Activity. Select from the records below every line that has the word "beschwert" in it.

Data shown.
--------------------------------------------------

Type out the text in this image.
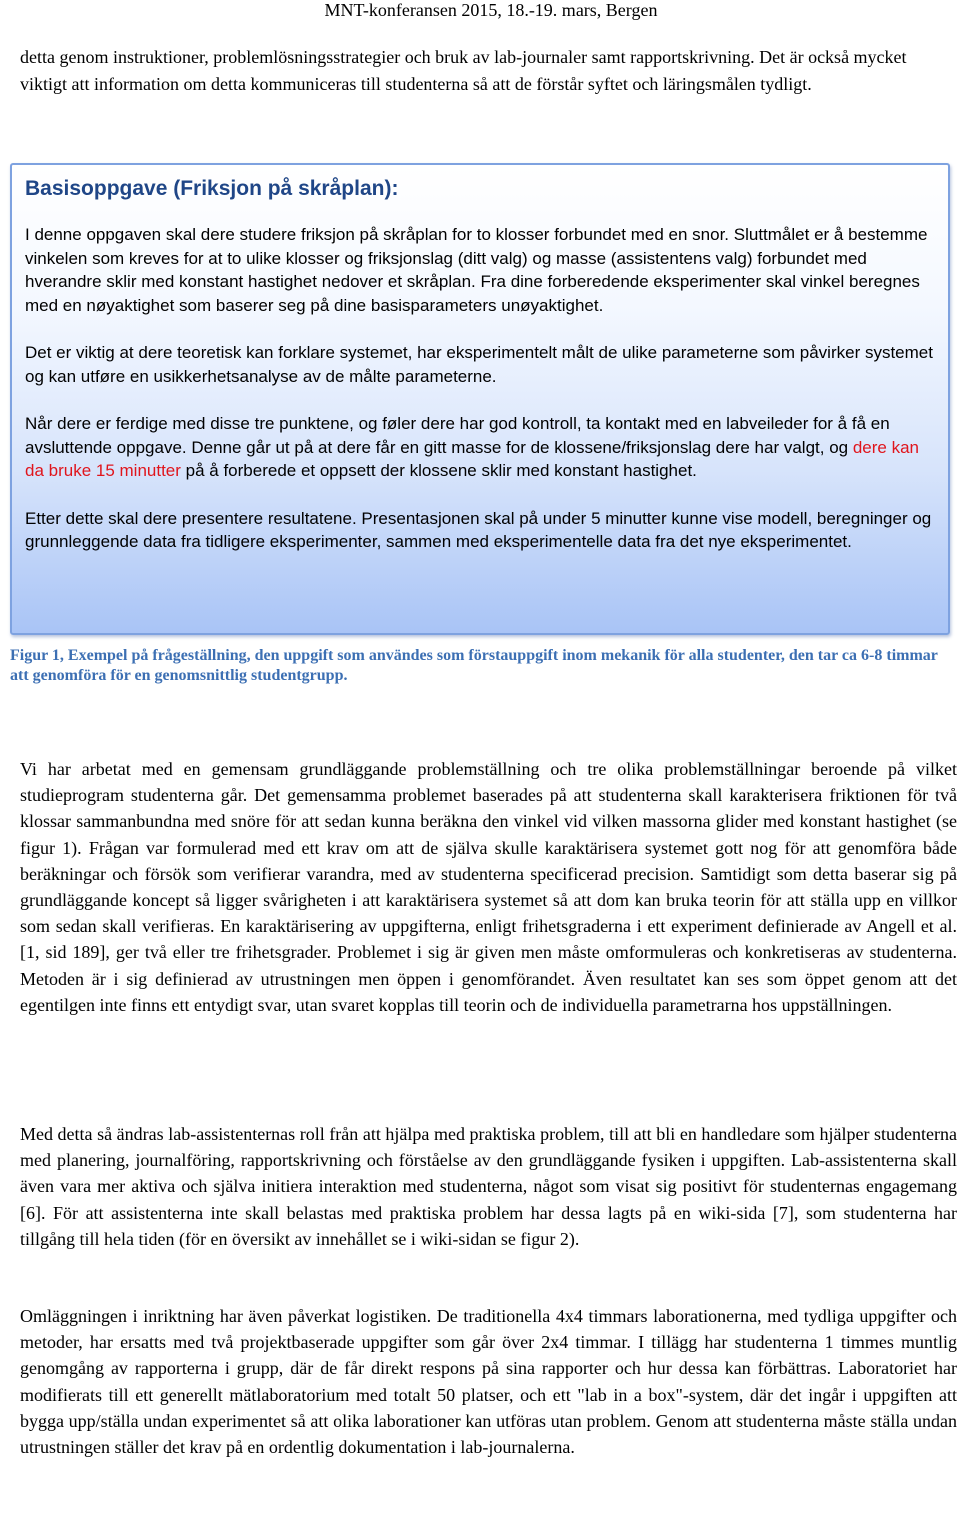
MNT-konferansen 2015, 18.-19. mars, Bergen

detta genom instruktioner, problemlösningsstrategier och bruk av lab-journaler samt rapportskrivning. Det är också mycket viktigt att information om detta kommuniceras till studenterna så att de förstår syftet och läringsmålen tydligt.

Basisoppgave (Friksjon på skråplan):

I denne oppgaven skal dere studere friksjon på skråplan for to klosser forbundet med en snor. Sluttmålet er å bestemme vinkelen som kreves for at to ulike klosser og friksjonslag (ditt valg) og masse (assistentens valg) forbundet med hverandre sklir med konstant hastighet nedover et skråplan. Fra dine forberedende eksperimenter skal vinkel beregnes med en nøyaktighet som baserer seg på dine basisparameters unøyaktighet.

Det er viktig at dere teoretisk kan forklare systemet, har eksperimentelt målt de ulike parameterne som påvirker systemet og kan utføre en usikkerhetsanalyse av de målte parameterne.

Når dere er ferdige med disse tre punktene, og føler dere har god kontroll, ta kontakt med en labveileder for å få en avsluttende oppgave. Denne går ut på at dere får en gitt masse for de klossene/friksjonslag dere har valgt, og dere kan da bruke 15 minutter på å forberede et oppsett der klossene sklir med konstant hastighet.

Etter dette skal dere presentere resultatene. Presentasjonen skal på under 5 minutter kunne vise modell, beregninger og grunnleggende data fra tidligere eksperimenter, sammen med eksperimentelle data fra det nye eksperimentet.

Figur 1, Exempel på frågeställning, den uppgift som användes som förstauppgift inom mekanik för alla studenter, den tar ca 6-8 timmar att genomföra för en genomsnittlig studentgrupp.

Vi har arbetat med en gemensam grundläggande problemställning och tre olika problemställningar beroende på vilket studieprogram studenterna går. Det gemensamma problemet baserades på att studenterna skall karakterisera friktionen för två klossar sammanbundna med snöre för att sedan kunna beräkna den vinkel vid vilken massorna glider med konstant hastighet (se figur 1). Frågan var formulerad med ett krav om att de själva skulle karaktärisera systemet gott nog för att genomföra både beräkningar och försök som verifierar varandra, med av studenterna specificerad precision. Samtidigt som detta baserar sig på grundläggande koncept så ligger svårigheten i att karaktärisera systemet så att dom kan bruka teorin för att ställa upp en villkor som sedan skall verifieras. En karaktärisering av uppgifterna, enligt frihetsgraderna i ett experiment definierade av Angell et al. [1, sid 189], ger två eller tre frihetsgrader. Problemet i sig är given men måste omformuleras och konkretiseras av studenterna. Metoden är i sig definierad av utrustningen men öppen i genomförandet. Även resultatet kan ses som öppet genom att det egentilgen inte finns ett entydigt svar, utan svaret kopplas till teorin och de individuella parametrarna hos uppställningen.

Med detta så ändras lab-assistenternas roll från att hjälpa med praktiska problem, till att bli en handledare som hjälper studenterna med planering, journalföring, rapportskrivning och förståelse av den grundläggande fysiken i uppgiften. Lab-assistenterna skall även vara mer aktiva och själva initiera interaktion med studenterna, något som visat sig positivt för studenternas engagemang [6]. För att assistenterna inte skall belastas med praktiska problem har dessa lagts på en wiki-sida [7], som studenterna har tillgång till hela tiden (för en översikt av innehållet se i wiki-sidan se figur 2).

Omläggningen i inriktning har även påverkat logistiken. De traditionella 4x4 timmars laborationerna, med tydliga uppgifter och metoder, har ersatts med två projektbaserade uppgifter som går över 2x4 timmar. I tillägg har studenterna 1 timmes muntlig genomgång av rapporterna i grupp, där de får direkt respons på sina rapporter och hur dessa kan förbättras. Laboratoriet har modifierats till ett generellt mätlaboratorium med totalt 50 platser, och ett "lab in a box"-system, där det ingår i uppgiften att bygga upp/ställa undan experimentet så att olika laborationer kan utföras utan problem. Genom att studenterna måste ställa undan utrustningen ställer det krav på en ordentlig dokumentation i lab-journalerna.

--------------------------------------------------

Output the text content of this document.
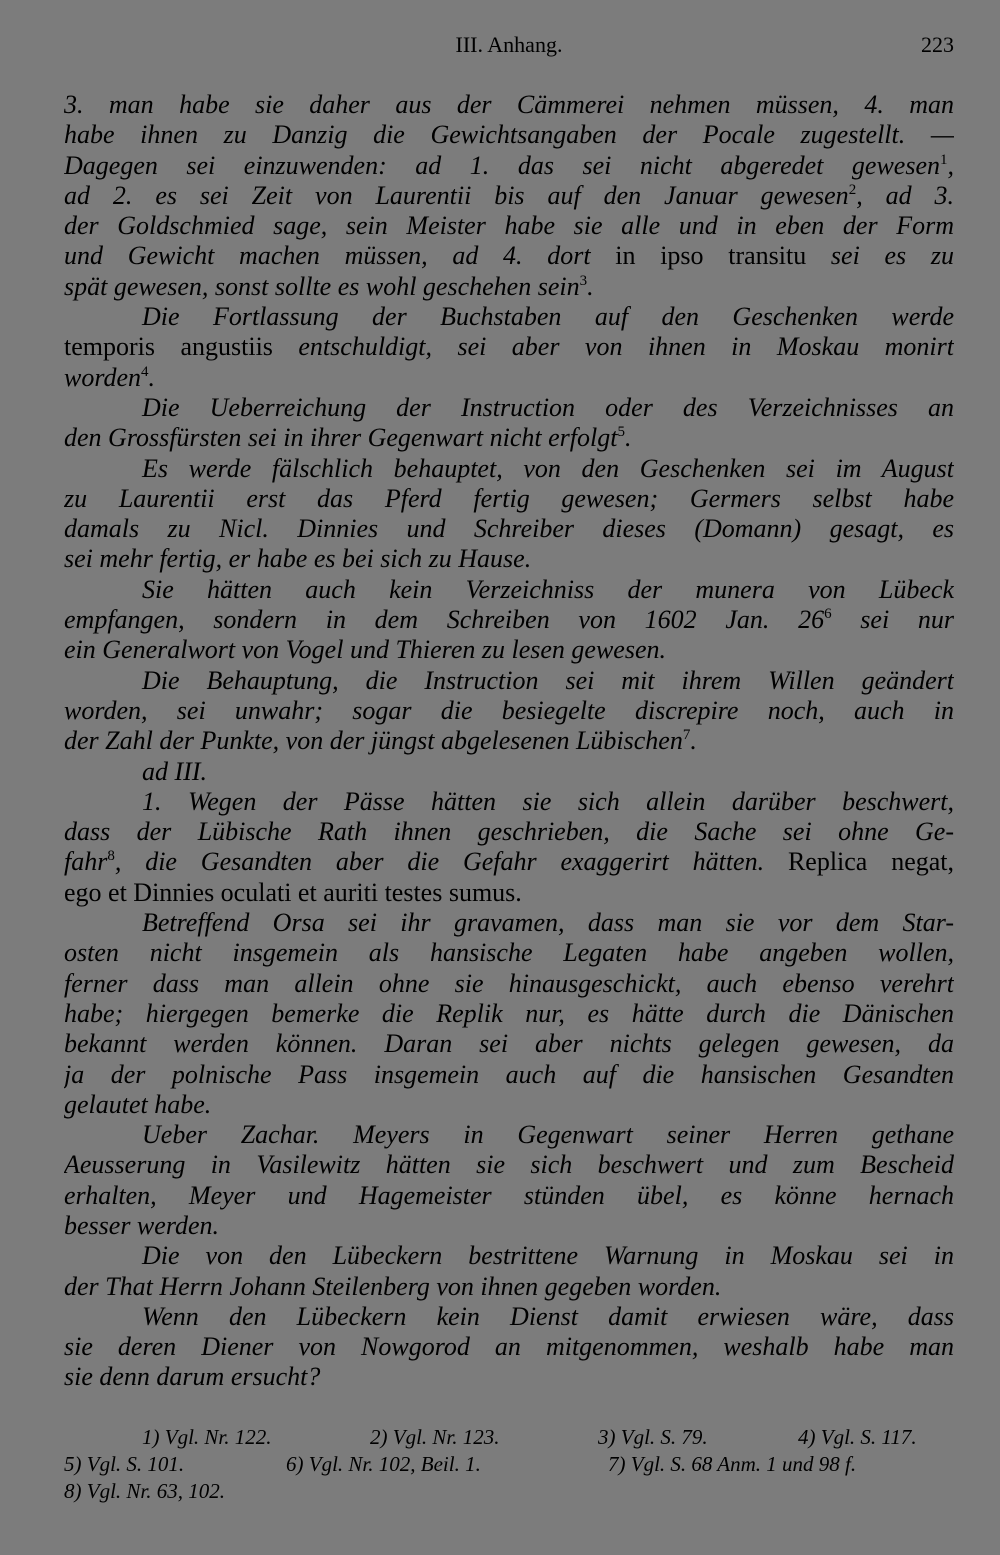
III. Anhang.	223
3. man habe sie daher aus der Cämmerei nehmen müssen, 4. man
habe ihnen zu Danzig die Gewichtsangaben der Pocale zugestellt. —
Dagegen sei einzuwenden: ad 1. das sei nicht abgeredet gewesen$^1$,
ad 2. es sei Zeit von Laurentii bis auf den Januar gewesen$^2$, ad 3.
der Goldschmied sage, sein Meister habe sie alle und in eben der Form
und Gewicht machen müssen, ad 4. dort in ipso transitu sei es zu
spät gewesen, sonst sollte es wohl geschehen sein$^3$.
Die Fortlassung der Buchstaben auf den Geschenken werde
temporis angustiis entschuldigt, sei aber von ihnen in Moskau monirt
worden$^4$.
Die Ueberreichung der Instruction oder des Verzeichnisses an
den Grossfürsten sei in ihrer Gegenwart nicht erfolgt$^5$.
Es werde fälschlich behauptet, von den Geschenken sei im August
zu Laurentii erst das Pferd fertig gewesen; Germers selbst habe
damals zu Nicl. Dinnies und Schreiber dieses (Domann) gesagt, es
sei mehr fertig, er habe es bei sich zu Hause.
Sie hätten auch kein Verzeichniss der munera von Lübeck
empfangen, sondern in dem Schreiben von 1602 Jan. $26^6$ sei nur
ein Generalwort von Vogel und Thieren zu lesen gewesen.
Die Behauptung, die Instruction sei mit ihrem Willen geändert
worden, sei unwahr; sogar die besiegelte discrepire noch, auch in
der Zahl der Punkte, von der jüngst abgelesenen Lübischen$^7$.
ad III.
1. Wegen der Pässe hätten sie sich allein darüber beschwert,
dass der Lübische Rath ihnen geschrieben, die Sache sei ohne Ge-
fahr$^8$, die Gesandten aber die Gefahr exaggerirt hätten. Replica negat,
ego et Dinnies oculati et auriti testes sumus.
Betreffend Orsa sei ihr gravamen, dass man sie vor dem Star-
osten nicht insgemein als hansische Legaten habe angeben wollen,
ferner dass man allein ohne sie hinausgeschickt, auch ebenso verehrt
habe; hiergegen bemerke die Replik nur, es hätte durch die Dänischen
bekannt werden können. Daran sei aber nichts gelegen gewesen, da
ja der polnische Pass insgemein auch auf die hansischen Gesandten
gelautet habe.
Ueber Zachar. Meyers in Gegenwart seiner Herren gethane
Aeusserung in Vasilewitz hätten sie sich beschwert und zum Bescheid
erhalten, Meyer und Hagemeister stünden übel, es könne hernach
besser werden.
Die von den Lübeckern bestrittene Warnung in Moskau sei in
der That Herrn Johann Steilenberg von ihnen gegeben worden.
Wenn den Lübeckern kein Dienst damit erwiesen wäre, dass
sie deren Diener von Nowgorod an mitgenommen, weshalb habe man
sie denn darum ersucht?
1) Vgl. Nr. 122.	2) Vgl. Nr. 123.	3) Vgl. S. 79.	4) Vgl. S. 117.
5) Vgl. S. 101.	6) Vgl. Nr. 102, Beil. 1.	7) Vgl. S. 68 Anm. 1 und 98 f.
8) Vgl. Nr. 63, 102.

--------------------------------------------------

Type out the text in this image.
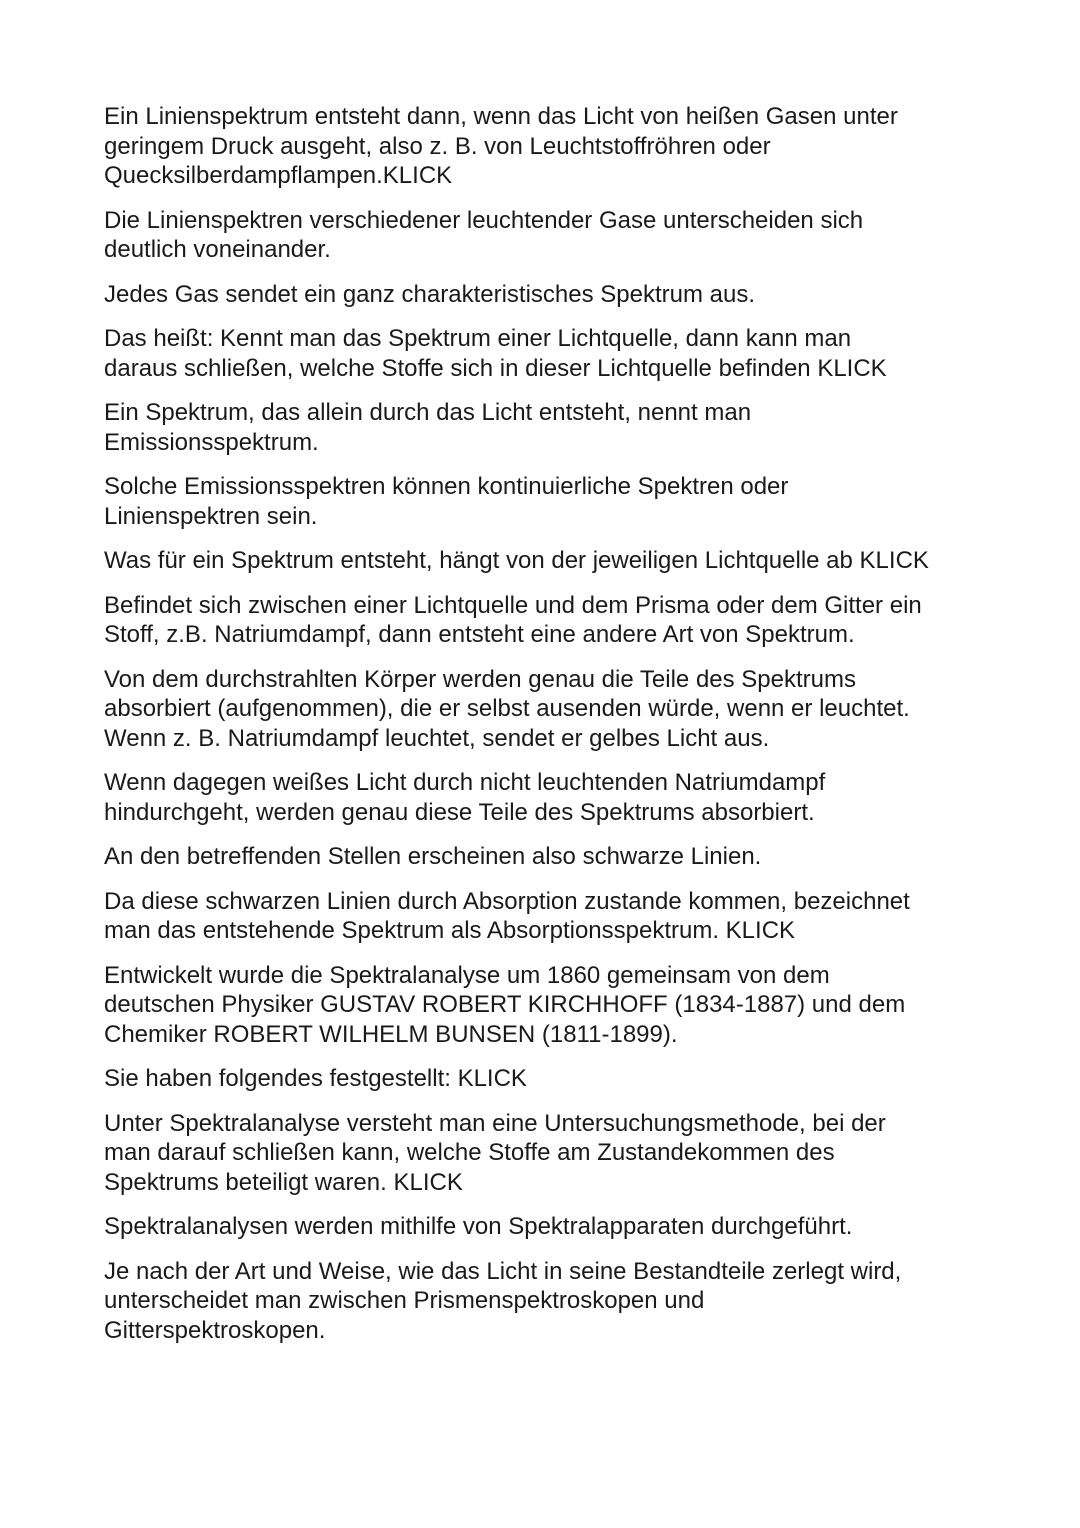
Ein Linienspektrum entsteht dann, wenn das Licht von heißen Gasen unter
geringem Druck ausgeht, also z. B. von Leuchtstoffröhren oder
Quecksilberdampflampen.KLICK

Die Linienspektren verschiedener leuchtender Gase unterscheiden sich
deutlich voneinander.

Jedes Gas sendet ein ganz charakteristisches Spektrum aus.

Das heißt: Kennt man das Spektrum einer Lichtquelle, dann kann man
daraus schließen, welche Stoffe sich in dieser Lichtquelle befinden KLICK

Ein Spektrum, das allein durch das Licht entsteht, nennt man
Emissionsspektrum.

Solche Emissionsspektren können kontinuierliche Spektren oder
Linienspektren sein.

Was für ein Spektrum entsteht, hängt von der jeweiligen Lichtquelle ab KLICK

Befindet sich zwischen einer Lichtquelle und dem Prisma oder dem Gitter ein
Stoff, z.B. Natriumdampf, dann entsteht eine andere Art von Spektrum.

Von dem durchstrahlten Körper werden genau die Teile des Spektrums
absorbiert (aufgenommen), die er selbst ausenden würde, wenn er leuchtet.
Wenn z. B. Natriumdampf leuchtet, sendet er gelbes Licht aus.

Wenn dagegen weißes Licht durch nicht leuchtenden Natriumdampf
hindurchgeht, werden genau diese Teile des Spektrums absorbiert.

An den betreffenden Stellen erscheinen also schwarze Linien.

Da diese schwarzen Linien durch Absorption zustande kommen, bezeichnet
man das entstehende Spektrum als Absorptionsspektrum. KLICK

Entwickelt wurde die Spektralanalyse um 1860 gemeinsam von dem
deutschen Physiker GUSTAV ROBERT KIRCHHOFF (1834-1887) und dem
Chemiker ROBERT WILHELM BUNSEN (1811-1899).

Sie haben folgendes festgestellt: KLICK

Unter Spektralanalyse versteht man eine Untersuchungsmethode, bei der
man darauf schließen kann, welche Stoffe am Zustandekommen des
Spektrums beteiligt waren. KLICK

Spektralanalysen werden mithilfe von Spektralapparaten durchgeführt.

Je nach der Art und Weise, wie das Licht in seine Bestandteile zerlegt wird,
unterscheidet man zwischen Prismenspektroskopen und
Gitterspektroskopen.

--------------------------------------------------

Answer box.
1. Wegen der Pässe hätten sie sich allein darüber beschwert,
Aeusserung in Vasilewitz hätten sie sich beschwert und zum Bescheid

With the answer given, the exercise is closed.